Write out the entries below once more, exactly.

# # # # # # #

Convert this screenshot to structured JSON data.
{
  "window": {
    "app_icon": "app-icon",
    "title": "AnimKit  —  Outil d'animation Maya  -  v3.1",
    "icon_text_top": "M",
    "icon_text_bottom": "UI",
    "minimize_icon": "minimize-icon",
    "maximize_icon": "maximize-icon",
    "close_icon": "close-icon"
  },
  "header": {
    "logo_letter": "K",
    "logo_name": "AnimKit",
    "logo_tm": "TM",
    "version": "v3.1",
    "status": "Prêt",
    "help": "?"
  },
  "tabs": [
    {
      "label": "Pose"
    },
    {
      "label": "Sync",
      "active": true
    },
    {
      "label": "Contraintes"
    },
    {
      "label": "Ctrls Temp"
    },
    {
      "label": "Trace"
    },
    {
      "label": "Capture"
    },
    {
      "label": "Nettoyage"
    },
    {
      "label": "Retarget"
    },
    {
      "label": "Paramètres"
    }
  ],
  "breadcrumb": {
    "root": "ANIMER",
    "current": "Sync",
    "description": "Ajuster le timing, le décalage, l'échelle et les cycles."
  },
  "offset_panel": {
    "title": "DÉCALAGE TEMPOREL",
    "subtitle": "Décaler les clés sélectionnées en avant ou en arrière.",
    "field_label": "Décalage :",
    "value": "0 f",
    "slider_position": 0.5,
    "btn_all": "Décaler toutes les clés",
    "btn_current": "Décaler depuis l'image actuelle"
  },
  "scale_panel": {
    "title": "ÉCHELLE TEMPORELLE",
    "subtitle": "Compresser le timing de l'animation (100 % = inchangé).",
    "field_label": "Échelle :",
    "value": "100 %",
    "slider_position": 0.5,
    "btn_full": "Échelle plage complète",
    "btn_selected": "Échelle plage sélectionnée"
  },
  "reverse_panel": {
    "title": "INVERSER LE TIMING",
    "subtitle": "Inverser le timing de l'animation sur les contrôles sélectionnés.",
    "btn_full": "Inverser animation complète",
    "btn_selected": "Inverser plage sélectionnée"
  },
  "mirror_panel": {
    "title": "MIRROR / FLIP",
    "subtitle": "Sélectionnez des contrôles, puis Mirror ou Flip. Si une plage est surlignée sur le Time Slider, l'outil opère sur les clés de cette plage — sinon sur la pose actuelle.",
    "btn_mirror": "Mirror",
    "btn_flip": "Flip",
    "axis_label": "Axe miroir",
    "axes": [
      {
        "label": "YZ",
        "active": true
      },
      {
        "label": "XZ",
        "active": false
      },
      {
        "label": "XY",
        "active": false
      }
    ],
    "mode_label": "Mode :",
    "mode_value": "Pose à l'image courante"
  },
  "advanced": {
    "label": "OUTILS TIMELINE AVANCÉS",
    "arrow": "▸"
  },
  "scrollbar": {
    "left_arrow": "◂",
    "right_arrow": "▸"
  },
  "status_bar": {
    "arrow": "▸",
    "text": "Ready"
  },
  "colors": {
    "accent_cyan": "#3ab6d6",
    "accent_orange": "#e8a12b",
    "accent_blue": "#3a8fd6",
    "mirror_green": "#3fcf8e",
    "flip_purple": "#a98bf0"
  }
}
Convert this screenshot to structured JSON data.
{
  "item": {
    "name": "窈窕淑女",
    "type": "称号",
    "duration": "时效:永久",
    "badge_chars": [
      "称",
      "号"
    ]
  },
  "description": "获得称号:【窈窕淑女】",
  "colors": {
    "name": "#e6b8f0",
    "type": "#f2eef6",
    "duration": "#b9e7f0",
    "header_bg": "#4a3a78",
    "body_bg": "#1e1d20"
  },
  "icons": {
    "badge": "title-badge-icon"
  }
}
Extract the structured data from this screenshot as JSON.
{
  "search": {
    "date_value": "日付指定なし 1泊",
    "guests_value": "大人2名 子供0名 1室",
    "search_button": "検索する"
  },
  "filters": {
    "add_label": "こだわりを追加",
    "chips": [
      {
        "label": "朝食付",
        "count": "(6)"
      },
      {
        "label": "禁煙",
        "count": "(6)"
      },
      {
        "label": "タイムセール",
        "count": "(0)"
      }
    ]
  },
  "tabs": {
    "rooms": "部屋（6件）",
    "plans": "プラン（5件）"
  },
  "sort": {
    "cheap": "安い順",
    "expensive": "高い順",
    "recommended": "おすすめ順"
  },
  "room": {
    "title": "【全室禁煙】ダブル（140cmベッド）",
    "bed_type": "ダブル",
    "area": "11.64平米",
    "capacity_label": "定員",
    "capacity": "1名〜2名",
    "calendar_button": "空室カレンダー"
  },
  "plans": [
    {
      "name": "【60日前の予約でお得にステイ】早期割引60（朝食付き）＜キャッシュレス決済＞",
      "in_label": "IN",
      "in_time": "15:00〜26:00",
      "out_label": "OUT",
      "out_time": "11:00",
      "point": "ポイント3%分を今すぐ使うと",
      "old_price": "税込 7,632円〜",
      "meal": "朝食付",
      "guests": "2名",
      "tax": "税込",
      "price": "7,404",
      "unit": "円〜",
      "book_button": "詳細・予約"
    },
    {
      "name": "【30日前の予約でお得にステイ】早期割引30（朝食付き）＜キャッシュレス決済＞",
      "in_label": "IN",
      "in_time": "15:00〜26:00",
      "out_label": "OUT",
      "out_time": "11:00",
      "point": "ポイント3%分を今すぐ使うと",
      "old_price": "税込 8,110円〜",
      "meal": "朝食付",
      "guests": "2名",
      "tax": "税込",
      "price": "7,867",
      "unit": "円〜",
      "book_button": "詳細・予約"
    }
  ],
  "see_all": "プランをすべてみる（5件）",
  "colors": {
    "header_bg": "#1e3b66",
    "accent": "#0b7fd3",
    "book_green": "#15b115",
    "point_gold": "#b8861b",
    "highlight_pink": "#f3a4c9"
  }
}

# # # # # # #

- [RESPONSE BELOW]:
Convert this screenshot to structured JSON data.
{
  "window": {
    "app_icon": "app-icon",
    "title": "AnimKit  —  Outil d'animation Maya  -  v3.1",
    "icon_text_top": "M",
    "icon_text_bottom": "UI",
    "minimize_icon": "minimize-icon",
    "maximize_icon": "maximize-icon",
    "close_icon": "close-icon"
  },
  "header": {
    "logo_letter": "K",
    "logo_name": "AnimKit",
    "logo_tm": "TM",
    "version": "v3.1",
    "status": "Prêt",
    "help": "?"
  },
  "tabs": [
    {
      "label": "Pose"
    },
    {
      "label": "Sync",
      "active": true
    },
    {
      "label": "Contraintes"
    },
    {
      "label": "Ctrls Temp"
    },
    {
      "label": "Trace"
    },
    {
      "label": "Capture"
    },
    {
      "label": "Nettoyage"
    },
    {
      "label": "Retarget"
    },
    {
      "label": "Paramètres"
    }
  ],
  "breadcrumb": {
    "root": "ANIMER",
    "current": "Sync",
    "description": "Ajuster le timing, le décalage, l'échelle et les cycles."
  },
  "offset_panel": {
    "title": "DÉCALAGE TEMPOREL",
    "subtitle": "Décaler les clés sélectionnées en avant ou en arrière.",
    "field_label": "Décalage :",
    "value": "0 f",
    "slider_position": 0.5,
    "btn_all": "Décaler toutes les clés",
    "btn_current": "Décaler depuis l'image actuelle"
  },
  "scale_panel": {
    "title": "ÉCHELLE TEMPORELLE",
    "subtitle": "Compresser le timing de l'animation (100 % = inchangé).",
    "field_label": "Échelle :",
    "value": "100 %",
    "slider_position": 0.5,
    "btn_full": "Échelle plage complète",
    "btn_selected": "Échelle plage sélectionnée"
  },
  "reverse_panel": {
    "title": "INVERSER LE TIMING",
    "subtitle": "Inverser le timing de l'animation sur les contrôles sélectionnés.",
    "btn_full": "Inverser animation complète",
    "btn_selected": "Inverser plage sélectionnée"
  },
  "mirror_panel": {
    "title": "MIRROR / FLIP",
    "subtitle": "Sélectionnez des contrôles, puis Mirror ou Flip. Si une plage est surlignée sur le Time Slider, l'outil opère sur les clés de cette plage — sinon sur la pose actuelle.",
    "btn_mirror": "Mirror",
    "btn_flip": "Flip",
    "axis_label": "Axe miroir",
    "axes": [
      {
        "label": "YZ",
        "active": true
      },
      {
        "label": "XZ",
        "active": false
      },
      {
        "label": "XY",
        "active": false
      }
    ],
    "mode_label": "Mode :",
    "mode_value": "Pose à l'image courante"
  },
  "advanced": {
    "label": "OUTILS TIMELINE AVANCÉS",
    "arrow": "▸"
  },
  "scrollbar": {
    "left_arrow": "◂",
    "right_arrow": "▸"
  },
  "status_bar": {
    "arrow": "▸",
    "text": "Ready"
  },
  "colors": {
    "accent_cyan": "#3ab6d6",
    "accent_orange": "#e8a12b",
    "accent_blue": "#3a8fd6",
    "mirror_green": "#3fcf8e",
    "flip_purple": "#a98bf0"
  }
}
Convert this screenshot to structured JSON data.
{
  "item": {
    "name": "窈窕淑女",
    "type": "称号",
    "duration": "时效:永久",
    "badge_chars": [
      "称",
      "号"
    ]
  },
  "description": "获得称号:【窈窕淑女】",
  "colors": {
    "name": "#e6b8f0",
    "type": "#f2eef6",
    "duration": "#b9e7f0",
    "header_bg": "#4a3a78",
    "body_bg": "#1e1d20"
  },
  "icons": {
    "badge": "title-badge-icon"
  }
}
Extract the structured data from this screenshot as JSON.
{
  "search": {
    "date_value": "日付指定なし 1泊",
    "guests_value": "大人2名 子供0名 1室",
    "search_button": "検索する"
  },
  "filters": {
    "add_label": "こだわりを追加",
    "chips": [
      {
        "label": "朝食付",
        "count": "(6)"
      },
      {
        "label": "禁煙",
        "count": "(6)"
      },
      {
        "label": "タイムセール",
        "count": "(0)"
      }
    ]
  },
  "tabs": {
    "rooms": "部屋（6件）",
    "plans": "プラン（5件）"
  },
  "sort": {
    "cheap": "安い順",
    "expensive": "高い順",
    "recommended": "おすすめ順"
  },
  "room": {
    "title": "【全室禁煙】ダブル（140cmベッド）",
    "bed_type": "ダブル",
    "area": "11.64平米",
    "capacity_label": "定員",
    "capacity": "1名〜2名",
    "calendar_button": "空室カレンダー"
  },
  "plans": [
    {
      "name": "【60日前の予約でお得にステイ】早期割引60（朝食付き）＜キャッシュレス決済＞",
      "in_label": "IN",
      "in_time": "15:00〜26:00",
      "out_label": "OUT",
      "out_time": "11:00",
      "point": "ポイント3%分を今すぐ使うと",
      "old_price": "税込 7,632円〜",
      "meal": "朝食付",
      "guests": "2名",
      "tax": "税込",
      "price": "7,404",
      "unit": "円〜",
      "book_button": "詳細・予約"
    },
    {
      "name": "【30日前の予約でお得にステイ】早期割引30（朝食付き）＜キャッシュレス決済＞",
      "in_label": "IN",
      "in_time": "15:00〜26:00",
      "out_label": "OUT",
      "out_time": "11:00",
      "point": "ポイント3%分を今すぐ使うと",
      "old_price": "税込 8,110円〜",
      "meal": "朝食付",
      "guests": "2名",
      "tax": "税込",
      "price": "7,867",
      "unit": "円〜",
      "book_button": "詳細・予約"
    }
  ],
  "see_all": "プランをすべてみる（5件）",
  "colors": {
    "header_bg": "#1e3b66",
    "accent": "#0b7fd3",
    "book_green": "#15b115",
    "point_gold": "#b8861b",
    "highlight_pink": "#f3a4c9"
  }
}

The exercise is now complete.